---------- Belge bölümü ----------
Son günlerde okuduğum en anlamlı yazılardan,gözlerim dolu dolu okudum.. İnanıyorum, senin gibiler sayesinde çıkacağız karanlıktan.. Hayatta, hakettiğin sürece hep başarılı olman dileğiyle..
bir ODTÜ öğrencisi olarak gözlerim dolarak okudum yazınızı geçtiniğiniz yolların daha 10 da 1ini geçmedim belkide ama 4 senedir Odtüdeyim ne demek istediğinizi, sabahlamaları, tatminsizliği ,başardım sanırken başaramadığının yüzüne vurulması hep burası kolay okunmuyor siz seçildiniz biz burda zoru öğretiyoruz kalıplarını hepsi geçti gözümün önünden ve bir kendini bilmezin cahilliği bu kadar bariz birinin her iyi güzel kendinden olmayan şeye yaptığı gibi okuluma hocalarıma dil uzatması gerçekten çok acı bu düzen değişmeli...
sevgili boom
bende bir sınıf öğretmeni olarak öyle zor günler geçirdim ki artık yavaş yavaş yaşanan olumsuzlukları unutturacak şeylerle uğraşmaya çalışıyorum. Keşkeler anlamsız ama keşke gözlerimizi kapatsak ve eğitimciler olarak saygınlığımızı geri kazanabilsek. Sabretmekten ve yetiştirdiğimiz yeni nesillerin bu yaşananlara göz yummayacağını umut etmekten başka çaremiz kalmadı.
---------- Verilen veriler ----------
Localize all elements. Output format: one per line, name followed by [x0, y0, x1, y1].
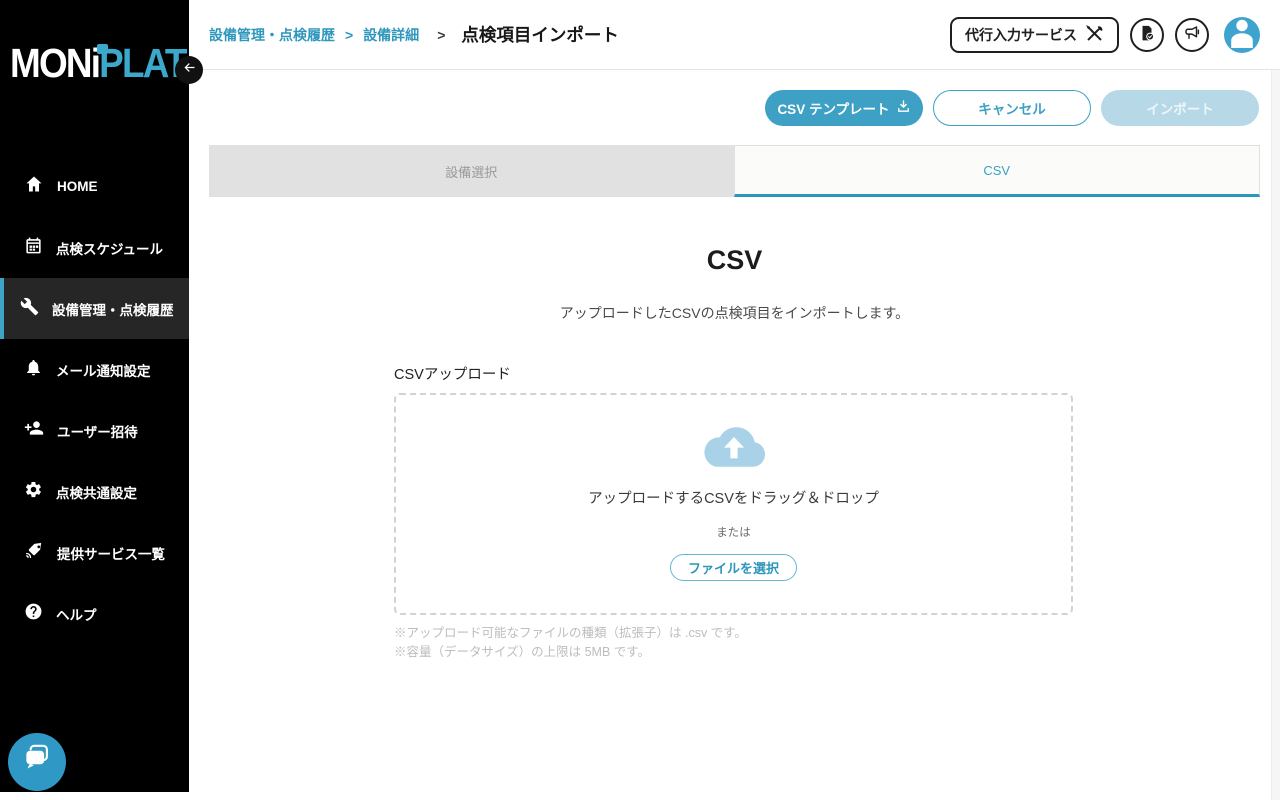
proxy-button-label: 代行入力サービス: [965, 25, 1077, 45]
bell-icon: [24, 358, 43, 382]
logo-i-dot: [97, 44, 108, 54]
dropzone-or-text: または: [716, 524, 751, 540]
sidebar-item-label: 提供サービス一覧: [57, 543, 165, 563]
chat-icon: [20, 743, 54, 782]
csv-template-download-button[interactable]: CSV テンプレート: [765, 90, 923, 126]
import-button[interactable]: インポート: [1101, 90, 1259, 126]
sidebar-item-equipment-history[interactable]: 設備管理・点検履歴: [0, 278, 189, 339]
services-icon: [24, 540, 44, 565]
content-title: CSV: [189, 245, 1280, 276]
app-window: MONiPLAT HOME 点検スケジュール 設備管理・点検履歴 メール通知設定: [0, 0, 1280, 800]
help-icon: [24, 602, 43, 626]
arrow-left-icon: [182, 60, 197, 80]
gear-icon: [24, 480, 43, 504]
sidebar-item-label: ヘルプ: [56, 604, 97, 624]
cloud-upload-icon: [700, 422, 768, 475]
sidebar-item-help[interactable]: ヘルプ: [0, 583, 189, 644]
chat-widget-button[interactable]: [8, 733, 66, 791]
scrollbar-track[interactable]: [1271, 70, 1280, 800]
tab-csv[interactable]: CSV: [734, 145, 1261, 197]
chevron-right-icon: >: [437, 27, 445, 43]
chevron-right-icon: >: [345, 27, 353, 43]
tab-equipment-select[interactable]: 設備選択: [209, 145, 734, 197]
megaphone-icon: [1183, 24, 1201, 45]
announcements-button[interactable]: [1175, 18, 1209, 52]
home-icon: [24, 174, 44, 199]
user-add-icon: [24, 418, 44, 443]
sidebar-item-label: 点検スケジュール: [56, 238, 163, 258]
top-header: 設備管理・点検履歴 > 設備詳細 > 点検項目インポート 代行入力サービス: [189, 0, 1280, 70]
tab-bar: 設備選択 CSV: [209, 145, 1260, 197]
dropzone-drag-text: アップロードするCSVをドラッグ＆ドロップ: [588, 487, 879, 508]
upload-section: CSVアップロード アップロードするCSVをドラッグ＆ドロップ または ファイル…: [394, 363, 1073, 662]
main-area: 設備管理・点検履歴 > 設備詳細 > 点検項目インポート 代行入力サービス: [189, 0, 1280, 800]
content-description: アップロードしたCSVの点検項目をインポートします。: [189, 303, 1280, 323]
document-check-icon: [1138, 24, 1156, 45]
sidebar: MONiPLAT HOME 点検スケジュール 設備管理・点検履歴 メール通知設定: [0, 0, 189, 792]
breadcrumb-link-equipment-detail[interactable]: 設備詳細: [363, 25, 419, 45]
wrench-icon: [20, 297, 39, 321]
proxy-input-service-button[interactable]: 代行入力サービス: [950, 17, 1119, 53]
sidebar-item-services-list[interactable]: 提供サービス一覧: [0, 522, 189, 583]
sidebar-item-common-settings[interactable]: 点検共通設定: [0, 461, 189, 522]
logo-text-mon: MON: [10, 40, 91, 86]
csv-template-label: CSV テンプレート: [777, 98, 889, 118]
upload-notes: ※アップロード可能なファイルの種類（拡張子）は .csv です。 ※容量（データ…: [394, 624, 1073, 662]
bottom-strip: [0, 792, 189, 800]
header-controls: 代行入力サービス: [950, 17, 1260, 53]
sidebar-item-home[interactable]: HOME: [0, 156, 189, 217]
sidebar-item-user-invite[interactable]: ユーザー招待: [0, 400, 189, 461]
calendar-icon: [24, 236, 43, 260]
cancel-label: キャンセル: [978, 98, 1046, 118]
breadcrumb: 設備管理・点検履歴 > 設備詳細 > 点検項目インポート: [209, 22, 619, 47]
upload-field-label: CSVアップロード: [394, 363, 1073, 384]
sidebar-item-label: HOME: [57, 179, 98, 194]
sidebar-item-inspection-schedule[interactable]: 点検スケジュール: [0, 217, 189, 278]
user-avatar[interactable]: [1224, 17, 1260, 53]
sidebar-item-label: 点検共通設定: [56, 482, 137, 502]
cancel-button[interactable]: キャンセル: [933, 90, 1091, 126]
logo-text-plat: PLAT: [99, 40, 185, 86]
note-file-type: ※アップロード可能なファイルの種類（拡張子）は .csv です。: [394, 624, 1073, 643]
sidebar-item-label: 設備管理・点検履歴: [52, 299, 174, 319]
download-icon: [896, 99, 911, 117]
sidebar-item-label: ユーザー招待: [57, 421, 138, 441]
sidebar-nav: HOME 点検スケジュール 設備管理・点検履歴 メール通知設定 ユーザー招待 点…: [0, 156, 189, 644]
file-select-button[interactable]: ファイルを選択: [670, 554, 797, 581]
collapse-sidebar-button[interactable]: [175, 56, 203, 84]
sidebar-item-label: メール通知設定: [56, 360, 151, 380]
document-check-button[interactable]: [1130, 18, 1164, 52]
csv-dropzone[interactable]: アップロードするCSVをドラッグ＆ドロップ または ファイルを選択: [394, 393, 1073, 615]
action-buttons-row: CSV テンプレート キャンセル インポート: [189, 70, 1280, 145]
tools-icon: [1085, 24, 1104, 46]
sidebar-item-mail-settings[interactable]: メール通知設定: [0, 339, 189, 400]
person-icon: [1224, 17, 1260, 53]
note-file-size: ※容量（データサイズ）の上限は 5MB です。: [394, 643, 1073, 662]
page-title-breadcrumb: 点検項目インポート: [461, 22, 619, 47]
import-label: インポート: [1146, 98, 1214, 118]
breadcrumb-link-equipment-history[interactable]: 設備管理・点検履歴: [209, 25, 335, 45]
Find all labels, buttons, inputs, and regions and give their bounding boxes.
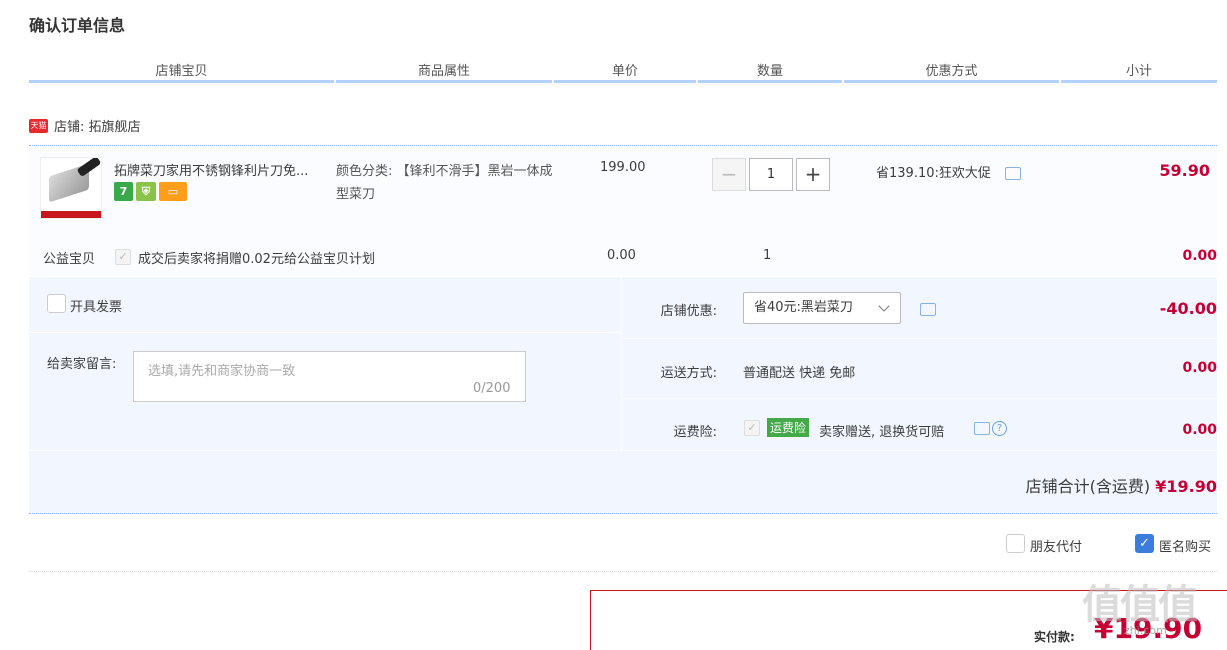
----------
Kısa görev 1 -> Belge bölümünden "bir ODTÜ öğrencisi" ifadesiyle başlayıp "bu düzen değişmeli..." ifadesine kadar olan kısmı, bu ifade de dahil olmak üzere kopyalayın.
Kısa görev 2 -> Kayıtlarda "proxy-button-label: 代行入力サービス: [965, 25, 1077, 45]" bulunan satırdan "import-button[interactable]: インポート: [1101, 90, 1259, 126]" bulunan satıra kadar, bu satır da dahil olmak üzere, yalnızca bu satırları "sidebar-item-label" yerine "nav-item-label" gelecek şekilde düzenleyip yazın; geri kalan her şey olduğu gibi kalsın.

Alıştırma yanıtı 1 ->
bir ODTÜ öğrencisi olarak gözlerim dolarak okudum yazınızı geçtiniğiniz yolların daha 10 da 1ini geçmedim belkide ama 4 senedir Odtüdeyim ne demek istediğinizi, sabahlamaları, tatminsizliği ,başardım sanırken başaramadığının yüzüne vurulması hep burası kolay okunmuyor siz seçildiniz biz burda zoru öğretiyoruz kalıplarını hepsi geçti gözümün önünden ve bir kendini bilmezin cahilliği bu kadar bariz birinin her iyi güzel kendinden olmayan şeye yaptığı gibi okuluma hocalarıma dil uzatması gerçekten çok acı bu düzen değişmeli...

Alıştırma yanıtı 2 ->
proxy-button-label: 代行入力サービス: [965, 25, 1077, 45]
bell-icon: [24, 358, 43, 382]
logo-i-dot: [97, 44, 108, 54]
dropzone-or-text: または: [716, 524, 751, 540]
nav-item-label: 提供サービス一覧: [57, 543, 165, 563]
chat-icon: [20, 743, 54, 782]
csv-template-download-button[interactable]: CSV テンプレート: [765, 90, 923, 126]
import-button[interactable]: インポート: [1101, 90, 1259, 126]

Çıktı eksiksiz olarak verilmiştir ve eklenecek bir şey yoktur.